WORK TO DO: Each entry that follows must be output without any deviation.

[MATERIAL FOR THE TASK start]

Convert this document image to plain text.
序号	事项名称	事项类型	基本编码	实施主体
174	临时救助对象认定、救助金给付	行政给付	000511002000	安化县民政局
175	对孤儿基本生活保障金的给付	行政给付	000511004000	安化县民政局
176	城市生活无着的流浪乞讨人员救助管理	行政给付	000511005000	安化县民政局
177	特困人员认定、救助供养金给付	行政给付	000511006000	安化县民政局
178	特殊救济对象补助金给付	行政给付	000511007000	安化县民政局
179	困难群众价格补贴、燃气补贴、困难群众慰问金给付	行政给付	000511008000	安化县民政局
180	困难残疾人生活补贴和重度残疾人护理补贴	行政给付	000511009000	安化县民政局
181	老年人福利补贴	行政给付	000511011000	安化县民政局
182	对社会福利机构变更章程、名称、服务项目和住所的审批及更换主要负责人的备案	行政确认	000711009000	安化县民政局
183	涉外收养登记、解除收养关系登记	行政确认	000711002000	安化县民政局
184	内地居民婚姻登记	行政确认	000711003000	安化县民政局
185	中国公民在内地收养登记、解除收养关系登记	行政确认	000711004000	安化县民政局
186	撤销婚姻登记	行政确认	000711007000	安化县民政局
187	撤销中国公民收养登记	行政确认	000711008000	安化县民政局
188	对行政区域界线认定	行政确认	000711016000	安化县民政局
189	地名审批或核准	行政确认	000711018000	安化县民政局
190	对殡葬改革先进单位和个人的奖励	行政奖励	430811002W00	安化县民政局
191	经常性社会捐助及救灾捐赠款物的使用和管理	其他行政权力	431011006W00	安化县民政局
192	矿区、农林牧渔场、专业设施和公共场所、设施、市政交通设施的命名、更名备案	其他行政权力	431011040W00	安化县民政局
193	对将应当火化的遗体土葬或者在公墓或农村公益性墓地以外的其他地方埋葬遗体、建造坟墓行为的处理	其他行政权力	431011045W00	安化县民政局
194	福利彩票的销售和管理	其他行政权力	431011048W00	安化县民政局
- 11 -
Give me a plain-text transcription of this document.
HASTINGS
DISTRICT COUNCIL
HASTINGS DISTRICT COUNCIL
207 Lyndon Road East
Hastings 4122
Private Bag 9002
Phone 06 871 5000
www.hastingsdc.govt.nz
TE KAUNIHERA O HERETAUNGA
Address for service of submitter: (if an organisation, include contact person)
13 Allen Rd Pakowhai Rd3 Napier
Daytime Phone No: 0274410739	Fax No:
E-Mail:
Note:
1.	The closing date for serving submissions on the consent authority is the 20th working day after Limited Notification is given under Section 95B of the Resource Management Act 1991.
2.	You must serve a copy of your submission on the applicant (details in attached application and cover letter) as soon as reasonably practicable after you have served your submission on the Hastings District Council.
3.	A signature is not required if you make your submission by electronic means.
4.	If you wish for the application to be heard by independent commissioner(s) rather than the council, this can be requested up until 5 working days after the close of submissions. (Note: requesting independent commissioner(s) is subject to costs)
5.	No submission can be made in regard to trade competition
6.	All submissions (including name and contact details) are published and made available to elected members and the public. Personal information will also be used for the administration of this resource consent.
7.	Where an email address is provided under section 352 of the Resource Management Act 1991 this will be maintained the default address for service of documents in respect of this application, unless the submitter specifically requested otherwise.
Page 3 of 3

[MATERIAL FOR THE TASK end]

RESULT BELOW:
Convert this document image to plain text.
序号	事项名称	事项类型	基本编码	实施主体
174	临时救助对象认定、救助金给付	行政给付	000511002000	安化县民政局
175	对孤儿基本生活保障金的给付	行政给付	000511004000	安化县民政局
176	城市生活无着的流浪乞讨人员救助管理	行政给付	000511005000	安化县民政局
177	特困人员认定、救助供养金给付	行政给付	000511006000	安化县民政局
178	特殊救济对象补助金给付	行政给付	000511007000	安化县民政局
179	困难群众价格补贴、燃气补贴、困难群众慰问金给付	行政给付	000511008000	安化县民政局
180	困难残疾人生活补贴和重度残疾人护理补贴	行政给付	000511009000	安化县民政局
181	老年人福利补贴	行政给付	000511011000	安化县民政局
182	对社会福利机构变更章程、名称、服务项目和住所的审批及更换主要负责人的备案	行政确认	000711009000	安化县民政局
183	涉外收养登记、解除收养关系登记	行政确认	000711002000	安化县民政局
184	内地居民婚姻登记	行政确认	000711003000	安化县民政局
185	中国公民在内地收养登记、解除收养关系登记	行政确认	000711004000	安化县民政局
186	撤销婚姻登记	行政确认	000711007000	安化县民政局
187	撤销中国公民收养登记	行政确认	000711008000	安化县民政局
188	对行政区域界线认定	行政确认	000711016000	安化县民政局
189	地名审批或核准	行政确认	000711018000	安化县民政局
190	对殡葬改革先进单位和个人的奖励	行政奖励	430811002W00	安化县民政局
191	经常性社会捐助及救灾捐赠款物的使用和管理	其他行政权力	431011006W00	安化县民政局
192	矿区、农林牧渔场、专业设施和公共场所、设施、市政交通设施的命名、更名备案	其他行政权力	431011040W00	安化县民政局
193	对将应当火化的遗体土葬或者在公墓或农村公益性墓地以外的其他地方埋葬遗体、建造坟墓行为的处理	其他行政权力	431011045W00	安化县民政局
194	福利彩票的销售和管理	其他行政权力	431011048W00	安化县民政局
- 11 -
Give me a plain-text transcription of this document.
HASTINGS
DISTRICT COUNCIL
HASTINGS DISTRICT COUNCIL
207 Lyndon Road East
Hastings 4122
Private Bag 9002
Phone 06 871 5000
www.hastingsdc.govt.nz
TE KAUNIHERA O HERETAUNGA
Address for service of submitter: (if an organisation, include contact person)
13 Allen Rd Pakowhai Rd3 Napier
Daytime Phone No: 0274410739	Fax No:
E-Mail:
Note:
1.	The closing date for serving submissions on the consent authority is the 20th working day after Limited Notification is given under Section 95B of the Resource Management Act 1991.
2.	You must serve a copy of your submission on the applicant (details in attached application and cover letter) as soon as reasonably practicable after you have served your submission on the Hastings District Council.
3.	A signature is not required if you make your submission by electronic means.
4.	If you wish for the application to be heard by independent commissioner(s) rather than the council, this can be requested up until 5 working days after the close of submissions. (Note: requesting independent commissioner(s) is subject to costs)
5.	No submission can be made in regard to trade competition
6.	All submissions (including name and contact details) are published and made available to elected members and the public. Personal information will also be used for the administration of this resource consent.
7.	Where an email address is provided under section 352 of the Resource Management Act 1991 this will be maintained the default address for service of documents in respect of this application, unless the submitter specifically requested otherwise.
Page 3 of 3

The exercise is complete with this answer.